Extrait fourni:
○ ○ ○

Mais qui dit assimilation, avoue qu’il n’a pas tout tiré de sa propre substance.
Oh ! oui, je dois beaucoup à M. Carey ; je dois à Smith, à J.-B. Say, à Comte, à Dunoyer ; je dois à mes adversaires ; je dois à l’air que j’ai respiré ; je dois aux entretiens intimes d’un ami de cœur, M. Félix Coudroy, avec qui, pendant vingt ans, j’ai remué toutes ces questions dans la solitude, sans que jamais il se soit manifesté dans nos appréciations et nos idées la moindre divergence ; phénomène bien rare dans l’histoire de l’esprit humain, et bien propre à faire goûter les délices de la certitude.
C’est dire que je ne revendique pas le titre d’inventeur à l’égard de l’harmonie. Je crois même que c’est la marque d’un petit esprit, incapable de rattacher le présent au passé, que de se croire inventeur de principes. Les sciences ont une croissance comme les plantes ; elles s’étendent, s’élèvent, s’épurent. Mais quel successeur ne doit rien à ses devanciers ?
En particulier, l’Harmonie des intérêts ne saurait être une invention individuelle. Eh quoi ! n’est-elle pas le pressentiment et l’aspiration de l’humanité, le but de son évolution éternelle ? Comment un publiciste oserait-il s’arroger l’invention d’une idée, qui est la foi instinctive de tous les hommes ?
Cette harmonie, la science économique l’a proclamée dès l’origine. Cela est attesté par le titre seul des livres physiocrates. Sans doute, les savants l’ont souvent mal démontrée ; ils ont laissé pénétrer dans leurs ouvrages beaucoup d’erreurs, qui, par cela seul qu’elles étaient des erreurs, contredisaient leur foi. Qu’est-ce que cela prouve ? que les savants se trompent. Cependant, à travers bien des tâtonnements, la grande idée de l’harmonie des intérêts a toujours brillé sur l’école économiste, comme son étoile polaire. Je n’en veux pour preuve que cette devise qu’on lui a reprochée : Laissez faire, laissez passer. Certes, elle implique la croyance que les intérêts se font justice entre eux, sous l’empire de la liberté.
Ceci dit, je n’hésite pas à rendre justice à M. Carey. Il y a peu de temps que je connais ses ouvrages ; je les ai lus fort superficiellement, à cause de mes occupations, de mes souffrances, et surtout à cause de la singulière divergence qui, en fait de méthode, caractérise l’esprit anglais et l’esprit français. Nous généralisons, et c’est ce que nos voisins dédaignent. Eux vont particularisant à travers des milliers et des milliers de pages, et c’est à quoi notre attention ne peut suffire. Quoi qu’il en soit, je reconnais que cette grande et consolante cause, l’accord des intérêts des classes, ne doit à personne plus qu’à M. Carey. Il l’a signalée et prouvée sous un très-grand nombre de points de vue divers, de manière à ce qu’il ne puisse pas rester de doute sur la loi générale.

○ ○ ○

Données extraites:
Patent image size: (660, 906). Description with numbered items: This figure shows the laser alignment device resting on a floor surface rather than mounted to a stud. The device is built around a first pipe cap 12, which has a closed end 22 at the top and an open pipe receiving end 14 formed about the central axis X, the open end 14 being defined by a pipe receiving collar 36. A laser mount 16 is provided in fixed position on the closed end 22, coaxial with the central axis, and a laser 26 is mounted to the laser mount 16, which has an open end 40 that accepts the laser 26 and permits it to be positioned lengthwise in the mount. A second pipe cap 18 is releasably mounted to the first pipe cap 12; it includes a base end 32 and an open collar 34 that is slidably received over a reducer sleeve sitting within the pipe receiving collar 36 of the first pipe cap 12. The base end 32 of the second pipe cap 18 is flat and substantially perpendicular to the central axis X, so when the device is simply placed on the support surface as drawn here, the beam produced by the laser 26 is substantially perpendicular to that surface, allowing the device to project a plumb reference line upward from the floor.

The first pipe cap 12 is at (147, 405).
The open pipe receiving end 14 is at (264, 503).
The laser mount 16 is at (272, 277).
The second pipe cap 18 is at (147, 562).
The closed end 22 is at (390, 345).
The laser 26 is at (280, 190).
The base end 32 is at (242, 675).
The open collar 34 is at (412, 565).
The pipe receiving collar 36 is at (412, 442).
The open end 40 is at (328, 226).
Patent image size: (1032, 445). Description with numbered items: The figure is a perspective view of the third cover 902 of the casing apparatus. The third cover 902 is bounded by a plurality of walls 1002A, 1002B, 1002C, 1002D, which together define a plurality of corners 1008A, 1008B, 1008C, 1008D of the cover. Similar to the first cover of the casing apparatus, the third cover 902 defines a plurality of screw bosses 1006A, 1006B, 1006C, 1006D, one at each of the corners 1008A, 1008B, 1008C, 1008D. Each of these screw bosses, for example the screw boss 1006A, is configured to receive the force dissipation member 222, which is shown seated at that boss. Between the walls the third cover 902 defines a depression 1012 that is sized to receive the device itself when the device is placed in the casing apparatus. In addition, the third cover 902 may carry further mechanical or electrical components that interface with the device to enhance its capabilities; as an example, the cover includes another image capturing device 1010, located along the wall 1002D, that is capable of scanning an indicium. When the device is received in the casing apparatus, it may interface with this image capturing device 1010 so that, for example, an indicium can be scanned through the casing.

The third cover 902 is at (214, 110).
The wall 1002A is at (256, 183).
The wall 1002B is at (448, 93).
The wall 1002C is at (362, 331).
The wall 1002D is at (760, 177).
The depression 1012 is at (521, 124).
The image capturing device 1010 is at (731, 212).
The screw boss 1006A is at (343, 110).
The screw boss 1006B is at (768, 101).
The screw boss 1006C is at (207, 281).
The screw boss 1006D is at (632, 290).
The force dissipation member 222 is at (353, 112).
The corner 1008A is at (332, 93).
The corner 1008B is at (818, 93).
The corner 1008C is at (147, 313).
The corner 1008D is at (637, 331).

○ ○ ○

Exercices à faire:
a: Résumez l'extrait en deux phrases.
b: Répondez d'après l'extrait aux questions suivantes :
(i) Pendant combien d'années ces questions ont-elles été remuées avec M. Félix Coudroy ?
(ii) Quelle devise a-t-on reprochée à l'école économiste ?
(iii) Qu'est-ce que les voisins anglais dédaignent ?
c: Recopiez sans rien changer, dans l'extrait, le passage qui commence par les mots contenant « C’est dire que » et se termine par « ses devanciers ? ».

Réponses:
a: L'extrait reconnaît de nombreuses dettes intellectuelles, notamment envers M. Carey, Smith, J.-B. Say et M. Félix Coudroy, et refuse le titre d'inventeur de l'harmonie des intérêts, que la science économique a proclamée dès l'origine. Il rend enfin justice à M. Carey, à qui la cause de l'accord des intérêts des classes ne doit à personne plus qu'à lui.

b:
(i) Pendant vingt ans.
(ii) « Laissez faire, laissez passer. »
(iii) Ils dédaignent de généraliser.

c:
C’est dire que je ne revendique pas le titre d’inventeur à l’égard de l’harmonie. Je crois même que c’est la marque d’un petit esprit, incapable de rattacher le présent au passé, que de se croire inventeur de principes. Les sciences ont une croissance comme les plantes ; elles s’étendent, s’élèvent, s’épurent. Mais quel successeur ne doit rien à ses devanciers ?